(Dataset rows about figures)
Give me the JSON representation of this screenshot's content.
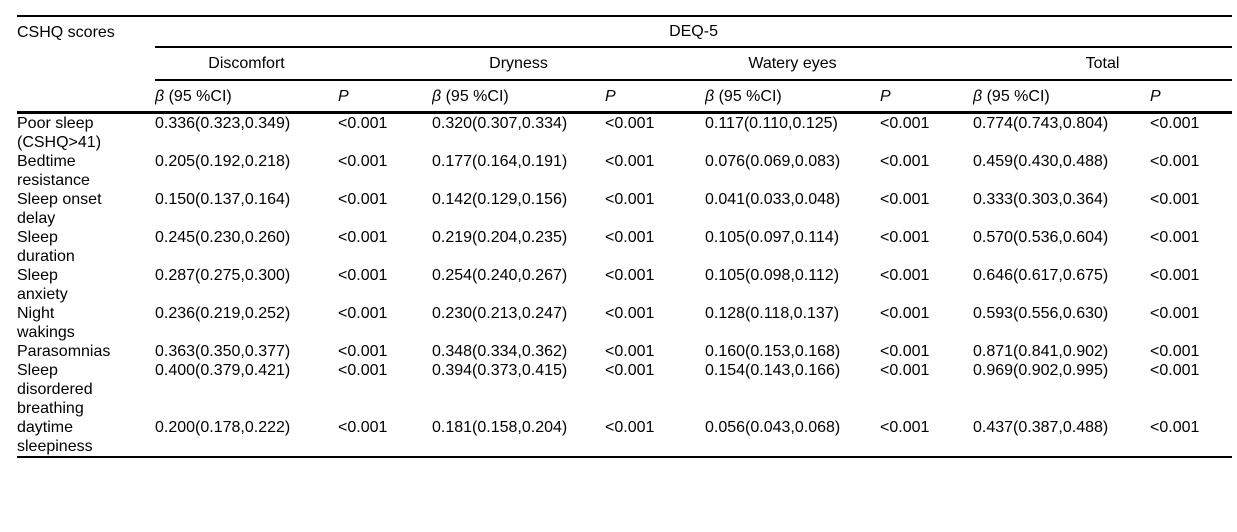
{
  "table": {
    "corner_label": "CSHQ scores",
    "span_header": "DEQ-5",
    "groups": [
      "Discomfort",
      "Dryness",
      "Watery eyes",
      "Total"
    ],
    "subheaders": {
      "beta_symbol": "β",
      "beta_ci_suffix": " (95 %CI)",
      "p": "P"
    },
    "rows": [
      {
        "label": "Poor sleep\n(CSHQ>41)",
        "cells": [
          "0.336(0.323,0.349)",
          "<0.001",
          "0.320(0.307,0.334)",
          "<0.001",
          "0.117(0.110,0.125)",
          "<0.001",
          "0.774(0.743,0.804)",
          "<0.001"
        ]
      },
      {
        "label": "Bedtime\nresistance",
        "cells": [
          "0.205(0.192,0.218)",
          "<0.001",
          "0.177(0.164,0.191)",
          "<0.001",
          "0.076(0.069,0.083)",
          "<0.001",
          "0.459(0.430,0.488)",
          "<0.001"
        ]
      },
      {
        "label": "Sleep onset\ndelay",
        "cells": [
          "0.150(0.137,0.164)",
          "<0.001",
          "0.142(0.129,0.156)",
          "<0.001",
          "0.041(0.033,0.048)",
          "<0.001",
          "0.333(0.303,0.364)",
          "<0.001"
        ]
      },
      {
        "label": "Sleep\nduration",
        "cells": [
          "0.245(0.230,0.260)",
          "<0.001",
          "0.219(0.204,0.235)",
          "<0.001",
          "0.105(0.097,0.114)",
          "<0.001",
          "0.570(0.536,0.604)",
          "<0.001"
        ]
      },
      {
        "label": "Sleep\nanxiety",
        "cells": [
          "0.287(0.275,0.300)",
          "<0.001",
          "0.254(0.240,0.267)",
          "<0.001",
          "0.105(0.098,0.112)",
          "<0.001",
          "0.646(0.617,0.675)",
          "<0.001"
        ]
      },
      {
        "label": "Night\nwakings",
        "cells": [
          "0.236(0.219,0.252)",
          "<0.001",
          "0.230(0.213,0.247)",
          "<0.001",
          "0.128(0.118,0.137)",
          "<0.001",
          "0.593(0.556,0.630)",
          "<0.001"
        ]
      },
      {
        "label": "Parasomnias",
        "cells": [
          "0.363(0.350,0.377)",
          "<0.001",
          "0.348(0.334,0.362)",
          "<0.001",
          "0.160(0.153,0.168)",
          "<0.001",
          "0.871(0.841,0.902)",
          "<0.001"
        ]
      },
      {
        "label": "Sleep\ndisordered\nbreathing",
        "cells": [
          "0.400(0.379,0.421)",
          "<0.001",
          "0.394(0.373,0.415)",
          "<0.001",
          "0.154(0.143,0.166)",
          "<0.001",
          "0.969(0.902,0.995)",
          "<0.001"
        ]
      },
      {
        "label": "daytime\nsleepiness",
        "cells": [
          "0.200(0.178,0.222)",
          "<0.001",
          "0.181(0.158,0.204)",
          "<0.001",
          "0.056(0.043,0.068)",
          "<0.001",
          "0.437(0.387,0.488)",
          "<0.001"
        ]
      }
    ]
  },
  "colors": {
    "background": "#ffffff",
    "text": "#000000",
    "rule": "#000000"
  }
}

* * *

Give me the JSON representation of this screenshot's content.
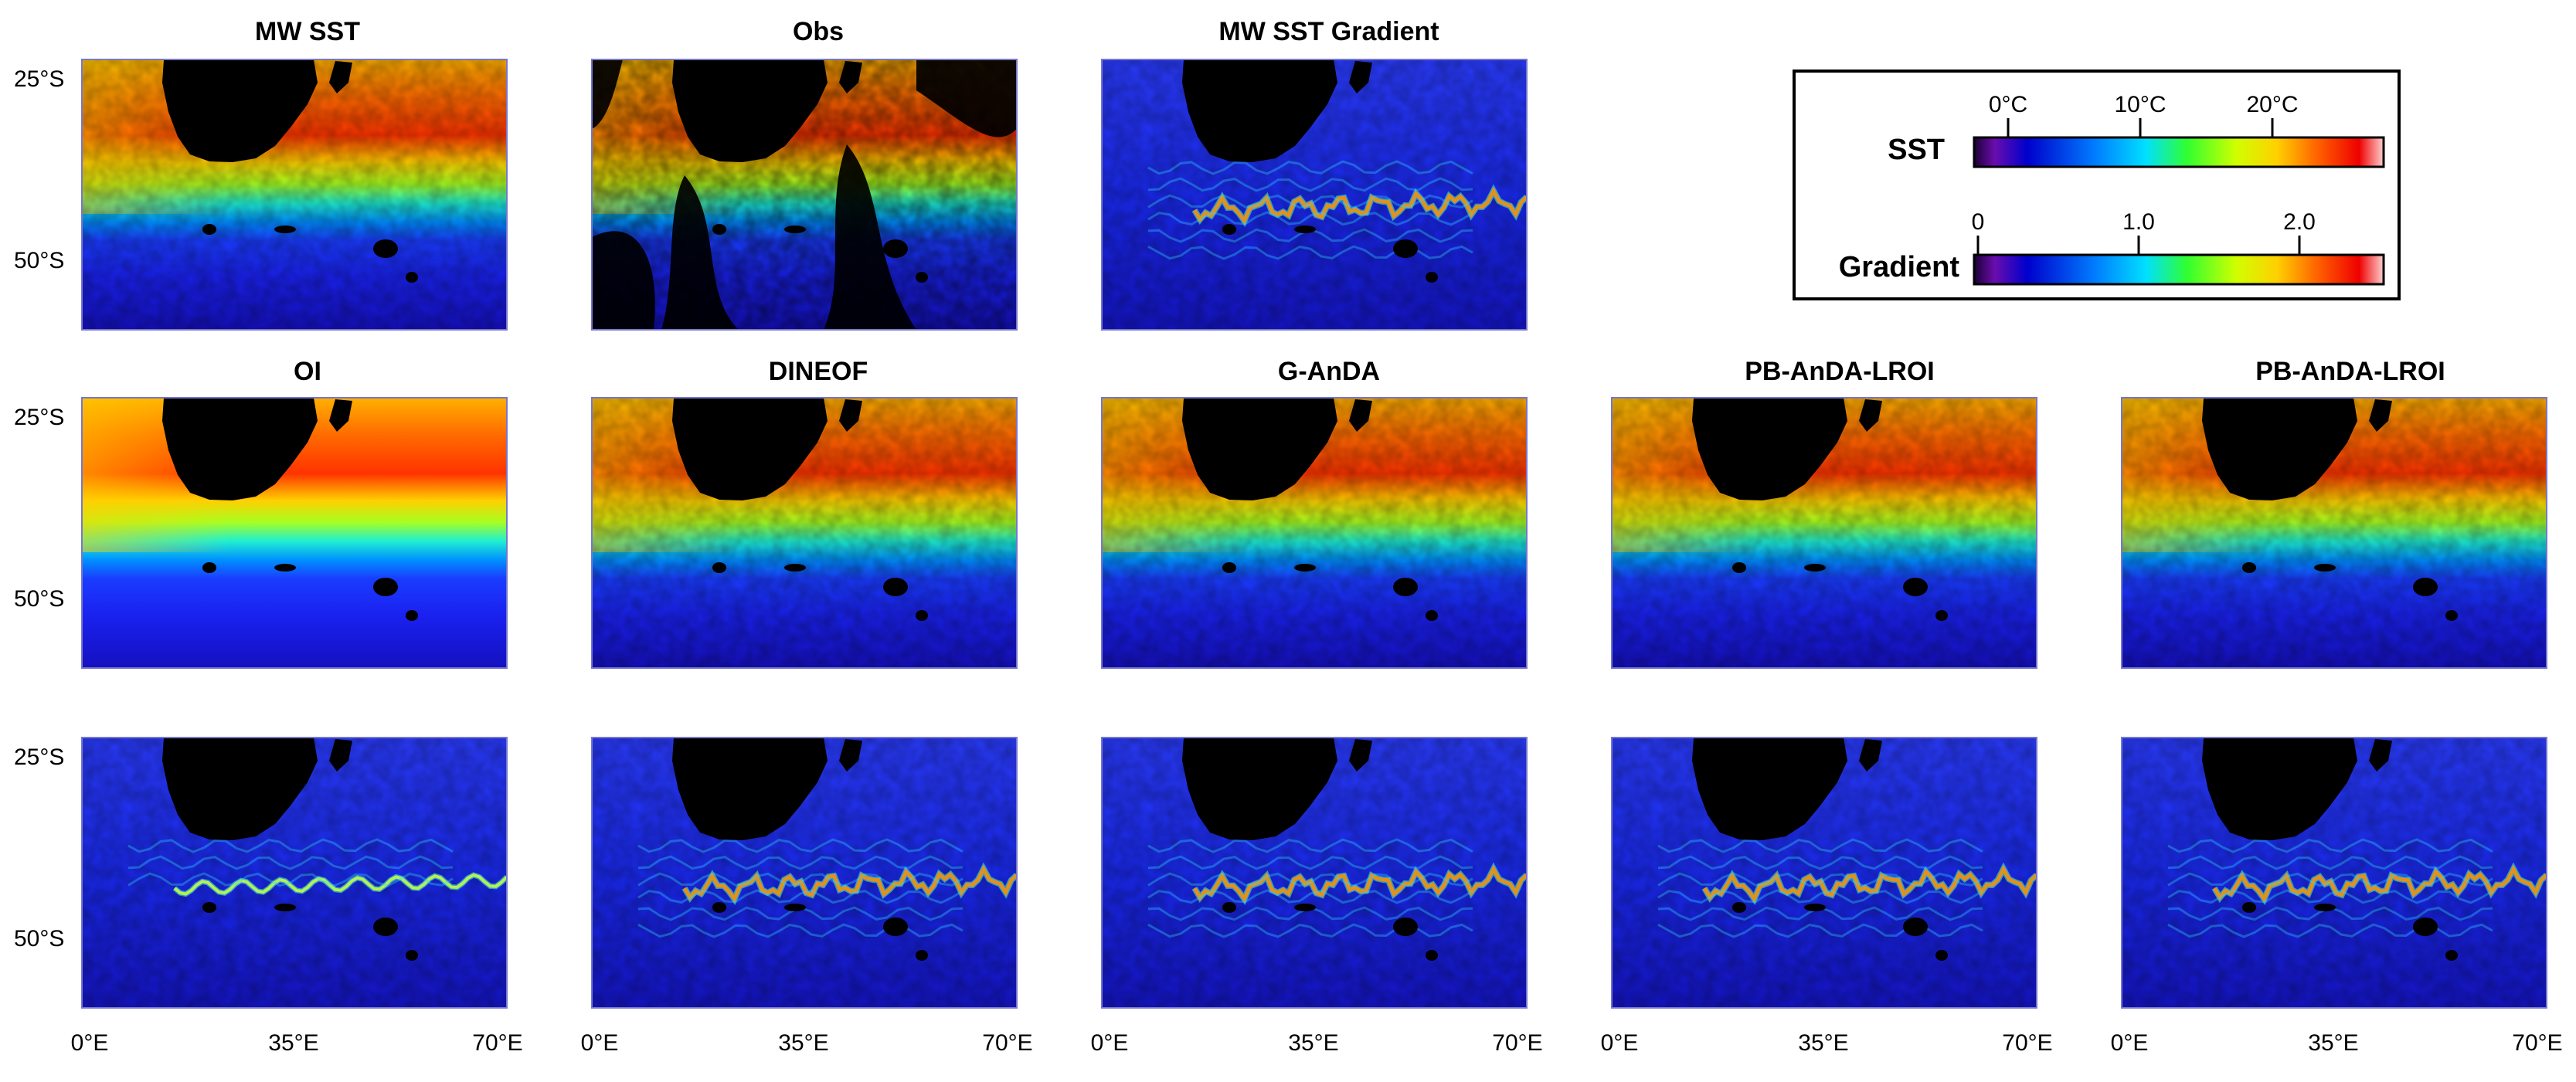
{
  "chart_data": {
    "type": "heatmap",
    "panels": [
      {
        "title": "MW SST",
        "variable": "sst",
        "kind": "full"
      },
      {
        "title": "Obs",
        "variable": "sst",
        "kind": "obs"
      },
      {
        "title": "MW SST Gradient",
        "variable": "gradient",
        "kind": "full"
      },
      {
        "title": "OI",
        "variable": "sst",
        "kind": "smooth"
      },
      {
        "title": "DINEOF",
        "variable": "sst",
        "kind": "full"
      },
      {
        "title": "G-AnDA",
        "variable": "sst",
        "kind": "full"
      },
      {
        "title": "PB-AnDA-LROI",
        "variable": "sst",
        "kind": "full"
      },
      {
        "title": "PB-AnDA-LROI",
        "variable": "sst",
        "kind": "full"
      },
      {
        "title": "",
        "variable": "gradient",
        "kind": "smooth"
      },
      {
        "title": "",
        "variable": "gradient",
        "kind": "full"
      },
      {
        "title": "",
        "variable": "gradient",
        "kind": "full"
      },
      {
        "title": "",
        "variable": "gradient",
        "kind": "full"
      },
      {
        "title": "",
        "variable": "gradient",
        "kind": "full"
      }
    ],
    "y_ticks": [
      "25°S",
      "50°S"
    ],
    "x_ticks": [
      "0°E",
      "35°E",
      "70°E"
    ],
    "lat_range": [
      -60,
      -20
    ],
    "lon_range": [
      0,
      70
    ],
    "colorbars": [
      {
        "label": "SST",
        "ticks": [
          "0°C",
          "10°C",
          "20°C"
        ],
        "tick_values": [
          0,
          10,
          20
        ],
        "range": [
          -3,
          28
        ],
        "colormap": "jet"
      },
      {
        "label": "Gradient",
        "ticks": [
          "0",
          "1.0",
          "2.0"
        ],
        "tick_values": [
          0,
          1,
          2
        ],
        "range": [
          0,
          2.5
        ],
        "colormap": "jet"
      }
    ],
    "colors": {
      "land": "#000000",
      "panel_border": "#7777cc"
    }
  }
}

> _Do this_
From the records above, pull out each line that has "CSHQ".

> _Expected answer_
    "corner_label": "CSHQ scores",
        "label": "Poor sleep\n(CSHQ>41)",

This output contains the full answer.